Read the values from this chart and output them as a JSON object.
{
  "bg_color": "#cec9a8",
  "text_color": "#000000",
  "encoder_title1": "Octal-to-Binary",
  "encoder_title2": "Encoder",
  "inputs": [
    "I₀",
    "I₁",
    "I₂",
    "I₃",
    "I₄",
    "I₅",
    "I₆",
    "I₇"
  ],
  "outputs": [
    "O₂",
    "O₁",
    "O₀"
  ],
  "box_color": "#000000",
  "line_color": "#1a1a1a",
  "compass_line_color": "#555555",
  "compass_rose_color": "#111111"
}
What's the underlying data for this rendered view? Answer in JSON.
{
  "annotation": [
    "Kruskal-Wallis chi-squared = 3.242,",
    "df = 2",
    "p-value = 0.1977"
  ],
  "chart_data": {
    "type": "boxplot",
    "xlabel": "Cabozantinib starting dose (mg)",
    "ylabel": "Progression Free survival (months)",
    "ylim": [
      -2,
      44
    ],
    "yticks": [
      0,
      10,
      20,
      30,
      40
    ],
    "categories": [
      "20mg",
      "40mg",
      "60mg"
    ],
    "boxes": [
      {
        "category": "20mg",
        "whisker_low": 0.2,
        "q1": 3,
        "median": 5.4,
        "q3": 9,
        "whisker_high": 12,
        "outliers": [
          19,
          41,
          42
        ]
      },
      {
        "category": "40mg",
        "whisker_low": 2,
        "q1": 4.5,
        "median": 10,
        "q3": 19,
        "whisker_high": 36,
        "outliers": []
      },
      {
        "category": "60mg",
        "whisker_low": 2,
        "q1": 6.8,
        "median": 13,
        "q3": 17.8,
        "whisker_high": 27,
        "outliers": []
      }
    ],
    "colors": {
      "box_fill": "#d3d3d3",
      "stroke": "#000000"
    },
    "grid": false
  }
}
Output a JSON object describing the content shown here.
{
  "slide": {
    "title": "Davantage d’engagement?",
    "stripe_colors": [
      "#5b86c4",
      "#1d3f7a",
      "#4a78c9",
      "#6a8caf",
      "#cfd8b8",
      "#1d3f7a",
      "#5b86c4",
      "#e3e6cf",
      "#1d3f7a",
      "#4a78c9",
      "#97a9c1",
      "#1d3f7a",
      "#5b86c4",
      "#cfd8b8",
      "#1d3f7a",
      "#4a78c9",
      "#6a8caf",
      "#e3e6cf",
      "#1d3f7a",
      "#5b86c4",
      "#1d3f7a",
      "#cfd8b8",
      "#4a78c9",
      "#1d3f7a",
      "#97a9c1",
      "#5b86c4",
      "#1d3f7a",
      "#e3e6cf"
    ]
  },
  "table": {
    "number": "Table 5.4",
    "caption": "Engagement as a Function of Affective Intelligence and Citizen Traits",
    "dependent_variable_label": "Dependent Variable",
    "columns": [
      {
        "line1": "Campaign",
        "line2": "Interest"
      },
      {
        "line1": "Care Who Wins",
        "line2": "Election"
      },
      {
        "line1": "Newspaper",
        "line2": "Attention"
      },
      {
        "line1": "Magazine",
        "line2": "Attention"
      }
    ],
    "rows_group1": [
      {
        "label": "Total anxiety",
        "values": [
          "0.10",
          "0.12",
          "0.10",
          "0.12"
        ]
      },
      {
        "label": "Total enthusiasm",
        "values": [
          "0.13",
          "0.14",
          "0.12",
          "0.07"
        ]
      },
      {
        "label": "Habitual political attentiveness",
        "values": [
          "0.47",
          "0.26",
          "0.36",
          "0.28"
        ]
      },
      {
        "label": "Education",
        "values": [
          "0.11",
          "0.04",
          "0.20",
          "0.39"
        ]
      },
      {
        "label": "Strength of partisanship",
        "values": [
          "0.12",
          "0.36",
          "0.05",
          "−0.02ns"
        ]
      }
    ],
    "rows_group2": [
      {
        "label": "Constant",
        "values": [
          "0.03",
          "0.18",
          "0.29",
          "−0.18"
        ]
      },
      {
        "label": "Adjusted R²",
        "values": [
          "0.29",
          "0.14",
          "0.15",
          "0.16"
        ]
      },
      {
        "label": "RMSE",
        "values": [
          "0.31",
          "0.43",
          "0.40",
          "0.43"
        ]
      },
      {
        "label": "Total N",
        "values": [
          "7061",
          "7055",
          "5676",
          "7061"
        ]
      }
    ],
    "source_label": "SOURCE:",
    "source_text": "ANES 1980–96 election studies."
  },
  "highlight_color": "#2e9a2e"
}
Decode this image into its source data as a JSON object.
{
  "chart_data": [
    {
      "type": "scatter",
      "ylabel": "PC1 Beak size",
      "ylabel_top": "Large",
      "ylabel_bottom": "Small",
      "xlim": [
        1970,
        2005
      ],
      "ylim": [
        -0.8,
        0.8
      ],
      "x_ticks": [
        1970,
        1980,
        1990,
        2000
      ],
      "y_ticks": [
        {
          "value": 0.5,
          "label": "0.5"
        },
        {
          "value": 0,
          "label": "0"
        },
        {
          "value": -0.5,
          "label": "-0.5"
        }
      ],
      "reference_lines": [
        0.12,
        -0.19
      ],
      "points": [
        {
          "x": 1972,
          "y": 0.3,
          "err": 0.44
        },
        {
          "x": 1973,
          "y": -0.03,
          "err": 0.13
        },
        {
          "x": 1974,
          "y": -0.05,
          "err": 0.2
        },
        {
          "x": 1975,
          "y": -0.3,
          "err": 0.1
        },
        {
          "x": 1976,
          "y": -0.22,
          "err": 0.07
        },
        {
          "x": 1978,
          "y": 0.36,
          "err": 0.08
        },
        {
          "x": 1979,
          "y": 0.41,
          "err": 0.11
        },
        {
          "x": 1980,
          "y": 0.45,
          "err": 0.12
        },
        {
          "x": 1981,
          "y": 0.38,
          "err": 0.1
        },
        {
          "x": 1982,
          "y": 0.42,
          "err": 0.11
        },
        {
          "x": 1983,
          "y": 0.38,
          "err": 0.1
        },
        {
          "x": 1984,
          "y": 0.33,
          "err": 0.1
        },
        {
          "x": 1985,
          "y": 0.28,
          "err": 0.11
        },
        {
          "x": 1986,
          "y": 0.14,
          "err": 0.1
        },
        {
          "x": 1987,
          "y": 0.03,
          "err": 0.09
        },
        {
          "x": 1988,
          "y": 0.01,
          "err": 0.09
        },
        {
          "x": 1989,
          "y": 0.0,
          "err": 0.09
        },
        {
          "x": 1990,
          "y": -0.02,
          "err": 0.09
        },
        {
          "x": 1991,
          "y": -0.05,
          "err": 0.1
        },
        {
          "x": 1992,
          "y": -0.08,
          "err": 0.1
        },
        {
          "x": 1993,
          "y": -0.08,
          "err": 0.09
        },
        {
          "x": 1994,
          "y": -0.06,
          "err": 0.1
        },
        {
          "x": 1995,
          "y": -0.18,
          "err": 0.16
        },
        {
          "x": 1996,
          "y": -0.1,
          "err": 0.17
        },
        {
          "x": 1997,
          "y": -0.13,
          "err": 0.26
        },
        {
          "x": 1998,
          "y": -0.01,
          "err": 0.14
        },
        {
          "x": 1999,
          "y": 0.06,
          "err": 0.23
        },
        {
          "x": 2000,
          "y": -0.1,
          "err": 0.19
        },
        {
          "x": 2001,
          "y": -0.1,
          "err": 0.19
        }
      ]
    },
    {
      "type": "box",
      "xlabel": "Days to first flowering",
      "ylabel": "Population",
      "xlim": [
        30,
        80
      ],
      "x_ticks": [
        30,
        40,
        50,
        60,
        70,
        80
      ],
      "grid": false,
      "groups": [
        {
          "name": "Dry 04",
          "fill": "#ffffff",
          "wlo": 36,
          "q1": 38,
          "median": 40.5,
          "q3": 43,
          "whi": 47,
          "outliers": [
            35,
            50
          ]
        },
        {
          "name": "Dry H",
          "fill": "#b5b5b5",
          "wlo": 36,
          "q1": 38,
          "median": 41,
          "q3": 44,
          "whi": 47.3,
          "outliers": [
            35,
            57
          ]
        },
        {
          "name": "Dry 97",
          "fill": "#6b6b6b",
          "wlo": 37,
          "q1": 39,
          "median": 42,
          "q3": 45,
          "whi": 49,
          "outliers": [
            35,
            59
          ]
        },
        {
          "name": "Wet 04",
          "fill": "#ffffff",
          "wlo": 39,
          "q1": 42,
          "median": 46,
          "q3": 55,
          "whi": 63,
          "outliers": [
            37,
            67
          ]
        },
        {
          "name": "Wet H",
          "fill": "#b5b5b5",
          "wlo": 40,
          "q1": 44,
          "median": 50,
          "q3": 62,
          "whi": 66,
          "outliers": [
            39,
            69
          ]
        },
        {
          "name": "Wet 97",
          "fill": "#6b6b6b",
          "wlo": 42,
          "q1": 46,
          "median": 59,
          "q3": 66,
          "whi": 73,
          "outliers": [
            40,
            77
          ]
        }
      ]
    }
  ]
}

+-------+

> [Directions] From the entries above, copy every line that holds the word "JSON".

> [Full response]
Read the values from this chart and output them as a JSON object.
What's the underlying data for this rendered view? Answer in JSON.
Output a JSON object describing the content shown here.
Decode this image into its source data as a JSON object.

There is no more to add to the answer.